*Exercise directions*. Copy each line below in which the word "Харланович" occurs.

(Stored data entries)
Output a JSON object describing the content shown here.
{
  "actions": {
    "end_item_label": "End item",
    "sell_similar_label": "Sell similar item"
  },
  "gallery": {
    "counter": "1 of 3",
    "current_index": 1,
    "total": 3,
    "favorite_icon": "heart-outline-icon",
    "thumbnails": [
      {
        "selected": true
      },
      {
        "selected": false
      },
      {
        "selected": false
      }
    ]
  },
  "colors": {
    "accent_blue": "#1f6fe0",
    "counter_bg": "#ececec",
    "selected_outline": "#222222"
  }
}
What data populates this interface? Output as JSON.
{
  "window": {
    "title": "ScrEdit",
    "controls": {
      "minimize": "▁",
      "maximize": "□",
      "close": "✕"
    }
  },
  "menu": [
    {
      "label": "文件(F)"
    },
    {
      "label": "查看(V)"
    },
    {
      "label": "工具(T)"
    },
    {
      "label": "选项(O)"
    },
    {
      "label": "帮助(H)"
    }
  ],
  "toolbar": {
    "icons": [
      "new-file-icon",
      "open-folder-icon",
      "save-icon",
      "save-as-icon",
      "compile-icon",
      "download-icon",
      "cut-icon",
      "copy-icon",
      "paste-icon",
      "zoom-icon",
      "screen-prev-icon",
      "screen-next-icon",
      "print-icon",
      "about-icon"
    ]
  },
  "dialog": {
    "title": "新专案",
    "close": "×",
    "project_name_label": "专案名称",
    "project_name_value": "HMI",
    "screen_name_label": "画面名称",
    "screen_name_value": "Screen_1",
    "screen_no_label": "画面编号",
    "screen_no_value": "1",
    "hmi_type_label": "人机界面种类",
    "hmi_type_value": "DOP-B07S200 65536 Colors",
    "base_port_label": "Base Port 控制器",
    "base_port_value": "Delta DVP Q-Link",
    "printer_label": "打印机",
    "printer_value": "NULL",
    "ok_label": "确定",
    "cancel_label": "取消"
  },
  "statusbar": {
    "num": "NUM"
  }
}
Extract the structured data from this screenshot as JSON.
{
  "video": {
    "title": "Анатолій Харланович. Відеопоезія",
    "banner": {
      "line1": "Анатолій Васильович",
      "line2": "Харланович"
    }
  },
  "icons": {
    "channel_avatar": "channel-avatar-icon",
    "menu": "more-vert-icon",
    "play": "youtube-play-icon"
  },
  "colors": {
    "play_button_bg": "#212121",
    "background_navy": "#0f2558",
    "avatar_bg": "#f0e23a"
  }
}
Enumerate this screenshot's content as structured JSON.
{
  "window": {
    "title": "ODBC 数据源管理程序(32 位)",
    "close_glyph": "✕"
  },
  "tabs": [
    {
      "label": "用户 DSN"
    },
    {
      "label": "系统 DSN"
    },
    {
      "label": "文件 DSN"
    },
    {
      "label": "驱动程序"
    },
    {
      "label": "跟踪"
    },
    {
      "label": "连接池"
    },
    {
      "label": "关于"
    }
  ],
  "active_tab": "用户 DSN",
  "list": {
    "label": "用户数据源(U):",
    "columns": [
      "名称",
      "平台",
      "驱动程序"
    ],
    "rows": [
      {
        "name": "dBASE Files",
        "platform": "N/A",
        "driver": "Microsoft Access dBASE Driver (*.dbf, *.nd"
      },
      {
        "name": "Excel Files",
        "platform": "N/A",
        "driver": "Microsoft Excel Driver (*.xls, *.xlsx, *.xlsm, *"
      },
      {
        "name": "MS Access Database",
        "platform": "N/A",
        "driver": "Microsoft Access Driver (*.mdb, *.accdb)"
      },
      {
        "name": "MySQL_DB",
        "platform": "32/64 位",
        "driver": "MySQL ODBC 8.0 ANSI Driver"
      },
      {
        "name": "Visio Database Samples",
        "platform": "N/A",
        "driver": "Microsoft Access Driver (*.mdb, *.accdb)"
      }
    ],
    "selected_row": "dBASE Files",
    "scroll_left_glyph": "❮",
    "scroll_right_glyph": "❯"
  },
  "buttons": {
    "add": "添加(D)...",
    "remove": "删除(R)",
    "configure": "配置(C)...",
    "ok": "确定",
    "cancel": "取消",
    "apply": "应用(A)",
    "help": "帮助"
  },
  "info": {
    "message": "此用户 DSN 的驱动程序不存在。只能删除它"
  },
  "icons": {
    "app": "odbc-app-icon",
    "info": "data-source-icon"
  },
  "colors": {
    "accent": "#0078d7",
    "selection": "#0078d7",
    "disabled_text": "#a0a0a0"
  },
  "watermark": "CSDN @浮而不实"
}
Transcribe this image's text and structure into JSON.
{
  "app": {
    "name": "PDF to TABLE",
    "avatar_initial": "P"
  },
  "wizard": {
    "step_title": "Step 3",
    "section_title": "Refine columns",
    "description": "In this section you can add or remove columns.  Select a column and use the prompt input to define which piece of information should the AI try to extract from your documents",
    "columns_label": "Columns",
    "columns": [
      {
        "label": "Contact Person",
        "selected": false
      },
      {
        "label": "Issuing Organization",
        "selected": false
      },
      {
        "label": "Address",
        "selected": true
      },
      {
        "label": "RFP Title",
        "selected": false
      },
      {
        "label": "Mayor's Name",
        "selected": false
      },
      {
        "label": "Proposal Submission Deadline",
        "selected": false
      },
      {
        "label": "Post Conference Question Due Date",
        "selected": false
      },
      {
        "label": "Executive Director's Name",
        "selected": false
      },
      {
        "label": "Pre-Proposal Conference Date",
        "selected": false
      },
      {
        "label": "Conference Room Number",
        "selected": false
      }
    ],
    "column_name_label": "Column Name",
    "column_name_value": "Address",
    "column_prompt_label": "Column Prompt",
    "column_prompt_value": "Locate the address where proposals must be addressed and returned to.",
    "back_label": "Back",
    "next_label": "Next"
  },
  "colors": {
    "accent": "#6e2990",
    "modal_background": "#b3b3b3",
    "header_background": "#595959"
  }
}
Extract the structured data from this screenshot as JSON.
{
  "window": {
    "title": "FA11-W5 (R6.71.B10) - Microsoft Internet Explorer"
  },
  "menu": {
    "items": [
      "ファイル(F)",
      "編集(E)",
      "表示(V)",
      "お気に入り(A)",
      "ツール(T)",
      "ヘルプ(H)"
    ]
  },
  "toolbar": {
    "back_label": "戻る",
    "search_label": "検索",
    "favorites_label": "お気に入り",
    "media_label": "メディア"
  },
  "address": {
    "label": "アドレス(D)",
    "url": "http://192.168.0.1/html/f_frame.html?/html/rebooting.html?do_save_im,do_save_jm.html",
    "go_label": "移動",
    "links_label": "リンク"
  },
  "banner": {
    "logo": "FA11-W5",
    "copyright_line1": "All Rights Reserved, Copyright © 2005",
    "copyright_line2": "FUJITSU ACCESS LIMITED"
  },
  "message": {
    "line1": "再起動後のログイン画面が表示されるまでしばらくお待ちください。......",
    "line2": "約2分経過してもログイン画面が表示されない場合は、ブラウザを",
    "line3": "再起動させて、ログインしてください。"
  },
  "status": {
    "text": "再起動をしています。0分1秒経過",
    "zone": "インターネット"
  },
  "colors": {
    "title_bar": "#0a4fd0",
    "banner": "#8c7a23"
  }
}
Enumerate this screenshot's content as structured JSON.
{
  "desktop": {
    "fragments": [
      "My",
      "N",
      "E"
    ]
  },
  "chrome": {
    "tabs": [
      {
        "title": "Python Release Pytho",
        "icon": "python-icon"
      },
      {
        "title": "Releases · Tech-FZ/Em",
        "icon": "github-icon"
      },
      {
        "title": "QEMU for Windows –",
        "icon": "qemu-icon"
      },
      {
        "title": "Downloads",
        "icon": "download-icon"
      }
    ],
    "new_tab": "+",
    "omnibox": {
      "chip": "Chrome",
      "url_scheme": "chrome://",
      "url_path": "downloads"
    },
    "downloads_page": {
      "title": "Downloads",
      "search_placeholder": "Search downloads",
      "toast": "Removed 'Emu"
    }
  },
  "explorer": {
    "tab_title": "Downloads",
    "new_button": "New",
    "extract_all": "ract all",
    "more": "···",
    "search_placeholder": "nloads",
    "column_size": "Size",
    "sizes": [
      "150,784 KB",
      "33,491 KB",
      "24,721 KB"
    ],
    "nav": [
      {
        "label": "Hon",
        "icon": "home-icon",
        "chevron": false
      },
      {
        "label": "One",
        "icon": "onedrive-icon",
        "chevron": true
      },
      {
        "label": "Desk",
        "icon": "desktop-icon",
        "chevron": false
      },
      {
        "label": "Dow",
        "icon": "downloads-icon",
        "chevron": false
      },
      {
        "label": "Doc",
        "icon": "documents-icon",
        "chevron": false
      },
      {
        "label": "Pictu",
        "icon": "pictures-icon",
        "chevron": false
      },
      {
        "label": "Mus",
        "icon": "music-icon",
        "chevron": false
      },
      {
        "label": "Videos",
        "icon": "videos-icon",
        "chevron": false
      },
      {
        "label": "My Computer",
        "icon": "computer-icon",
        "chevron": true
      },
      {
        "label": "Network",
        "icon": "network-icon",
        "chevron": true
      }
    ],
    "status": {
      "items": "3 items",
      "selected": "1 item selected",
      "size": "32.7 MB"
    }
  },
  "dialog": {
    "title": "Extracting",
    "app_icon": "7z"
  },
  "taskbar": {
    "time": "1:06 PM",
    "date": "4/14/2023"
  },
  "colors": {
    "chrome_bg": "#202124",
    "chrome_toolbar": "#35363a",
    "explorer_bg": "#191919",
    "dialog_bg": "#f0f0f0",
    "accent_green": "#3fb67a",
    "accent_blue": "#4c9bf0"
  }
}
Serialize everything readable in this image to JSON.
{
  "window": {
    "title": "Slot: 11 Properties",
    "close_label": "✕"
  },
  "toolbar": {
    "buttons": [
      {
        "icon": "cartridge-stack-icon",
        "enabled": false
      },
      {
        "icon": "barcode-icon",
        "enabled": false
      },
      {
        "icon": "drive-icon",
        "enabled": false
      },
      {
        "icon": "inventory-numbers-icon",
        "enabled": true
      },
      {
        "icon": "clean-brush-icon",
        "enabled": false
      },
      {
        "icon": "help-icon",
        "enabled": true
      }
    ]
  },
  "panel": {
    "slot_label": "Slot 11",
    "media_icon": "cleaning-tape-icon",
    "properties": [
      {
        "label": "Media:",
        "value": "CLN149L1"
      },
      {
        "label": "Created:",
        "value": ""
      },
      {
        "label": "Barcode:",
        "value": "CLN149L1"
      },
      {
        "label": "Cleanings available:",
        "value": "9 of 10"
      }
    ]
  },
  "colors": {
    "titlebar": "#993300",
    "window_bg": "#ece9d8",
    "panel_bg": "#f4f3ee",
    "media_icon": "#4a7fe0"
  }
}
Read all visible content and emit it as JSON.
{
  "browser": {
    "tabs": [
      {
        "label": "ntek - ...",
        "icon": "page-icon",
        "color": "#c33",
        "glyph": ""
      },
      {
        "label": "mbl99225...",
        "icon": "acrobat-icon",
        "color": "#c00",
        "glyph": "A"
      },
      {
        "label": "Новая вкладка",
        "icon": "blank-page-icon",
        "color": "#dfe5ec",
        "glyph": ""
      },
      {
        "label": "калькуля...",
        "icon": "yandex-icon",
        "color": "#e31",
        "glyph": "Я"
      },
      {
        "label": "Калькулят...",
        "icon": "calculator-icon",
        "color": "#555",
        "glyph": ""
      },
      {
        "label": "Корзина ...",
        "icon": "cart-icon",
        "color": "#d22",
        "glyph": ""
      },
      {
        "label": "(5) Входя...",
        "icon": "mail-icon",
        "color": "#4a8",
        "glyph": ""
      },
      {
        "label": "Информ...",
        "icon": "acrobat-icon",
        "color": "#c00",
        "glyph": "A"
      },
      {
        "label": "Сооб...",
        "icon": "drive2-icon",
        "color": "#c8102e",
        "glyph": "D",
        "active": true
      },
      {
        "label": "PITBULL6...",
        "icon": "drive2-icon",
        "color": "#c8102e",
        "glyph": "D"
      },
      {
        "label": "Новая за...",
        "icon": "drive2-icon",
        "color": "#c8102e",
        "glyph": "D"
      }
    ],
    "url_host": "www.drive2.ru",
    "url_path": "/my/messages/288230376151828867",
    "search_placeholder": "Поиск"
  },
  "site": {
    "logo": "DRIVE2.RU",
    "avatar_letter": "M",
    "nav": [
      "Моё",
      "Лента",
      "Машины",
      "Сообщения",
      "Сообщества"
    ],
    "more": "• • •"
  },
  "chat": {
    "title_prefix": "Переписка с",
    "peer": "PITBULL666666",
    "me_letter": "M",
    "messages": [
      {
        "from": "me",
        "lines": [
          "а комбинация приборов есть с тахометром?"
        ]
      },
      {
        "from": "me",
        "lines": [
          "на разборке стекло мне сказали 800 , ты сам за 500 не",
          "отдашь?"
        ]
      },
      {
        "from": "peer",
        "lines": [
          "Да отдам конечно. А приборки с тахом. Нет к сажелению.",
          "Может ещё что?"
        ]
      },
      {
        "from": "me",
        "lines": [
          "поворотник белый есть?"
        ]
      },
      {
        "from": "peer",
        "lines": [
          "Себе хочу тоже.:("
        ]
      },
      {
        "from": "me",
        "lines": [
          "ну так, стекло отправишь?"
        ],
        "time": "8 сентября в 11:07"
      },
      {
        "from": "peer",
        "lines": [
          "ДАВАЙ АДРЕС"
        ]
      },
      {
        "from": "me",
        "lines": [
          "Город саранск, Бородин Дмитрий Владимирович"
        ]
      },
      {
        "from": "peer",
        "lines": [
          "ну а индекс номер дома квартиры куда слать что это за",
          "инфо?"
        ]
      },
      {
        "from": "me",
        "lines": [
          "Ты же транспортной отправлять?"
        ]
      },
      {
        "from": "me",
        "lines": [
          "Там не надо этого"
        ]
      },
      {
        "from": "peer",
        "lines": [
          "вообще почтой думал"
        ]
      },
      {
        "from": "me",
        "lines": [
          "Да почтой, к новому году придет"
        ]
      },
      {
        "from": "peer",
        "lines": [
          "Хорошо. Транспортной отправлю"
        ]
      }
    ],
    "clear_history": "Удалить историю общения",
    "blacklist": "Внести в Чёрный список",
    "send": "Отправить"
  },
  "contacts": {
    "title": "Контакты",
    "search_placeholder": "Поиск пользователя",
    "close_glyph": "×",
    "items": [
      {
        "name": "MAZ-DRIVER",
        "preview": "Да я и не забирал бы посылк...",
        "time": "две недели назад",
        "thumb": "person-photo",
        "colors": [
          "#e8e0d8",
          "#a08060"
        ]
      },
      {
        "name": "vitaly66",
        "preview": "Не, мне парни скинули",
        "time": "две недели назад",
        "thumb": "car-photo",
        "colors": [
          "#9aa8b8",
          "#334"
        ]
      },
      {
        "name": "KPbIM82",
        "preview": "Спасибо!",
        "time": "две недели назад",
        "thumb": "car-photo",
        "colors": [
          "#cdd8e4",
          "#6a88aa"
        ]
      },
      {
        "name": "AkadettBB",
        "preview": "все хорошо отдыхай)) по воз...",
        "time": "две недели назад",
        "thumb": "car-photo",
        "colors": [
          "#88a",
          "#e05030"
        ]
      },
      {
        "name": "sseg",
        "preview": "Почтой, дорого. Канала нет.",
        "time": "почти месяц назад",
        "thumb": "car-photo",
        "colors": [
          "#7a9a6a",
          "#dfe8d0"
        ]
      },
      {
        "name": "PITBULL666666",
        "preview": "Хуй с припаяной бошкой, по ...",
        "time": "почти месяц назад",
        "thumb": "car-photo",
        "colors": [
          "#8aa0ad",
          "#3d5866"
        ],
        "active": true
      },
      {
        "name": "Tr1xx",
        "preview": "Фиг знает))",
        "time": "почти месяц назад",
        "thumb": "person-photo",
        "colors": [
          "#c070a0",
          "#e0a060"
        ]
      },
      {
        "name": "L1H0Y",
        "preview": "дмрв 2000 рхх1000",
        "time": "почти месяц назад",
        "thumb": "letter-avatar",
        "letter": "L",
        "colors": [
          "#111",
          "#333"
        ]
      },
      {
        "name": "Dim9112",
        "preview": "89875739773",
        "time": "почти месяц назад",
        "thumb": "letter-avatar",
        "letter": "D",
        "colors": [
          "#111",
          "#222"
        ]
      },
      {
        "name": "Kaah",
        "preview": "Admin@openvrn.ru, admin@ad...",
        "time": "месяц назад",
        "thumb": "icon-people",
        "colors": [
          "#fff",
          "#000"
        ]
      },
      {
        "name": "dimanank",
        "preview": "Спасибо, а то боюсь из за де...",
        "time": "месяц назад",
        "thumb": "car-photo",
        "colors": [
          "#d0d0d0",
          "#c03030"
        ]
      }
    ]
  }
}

*Written answer*.
    "title": "Анатолій Харланович. Відеопоезія",
      "line2": "Харланович"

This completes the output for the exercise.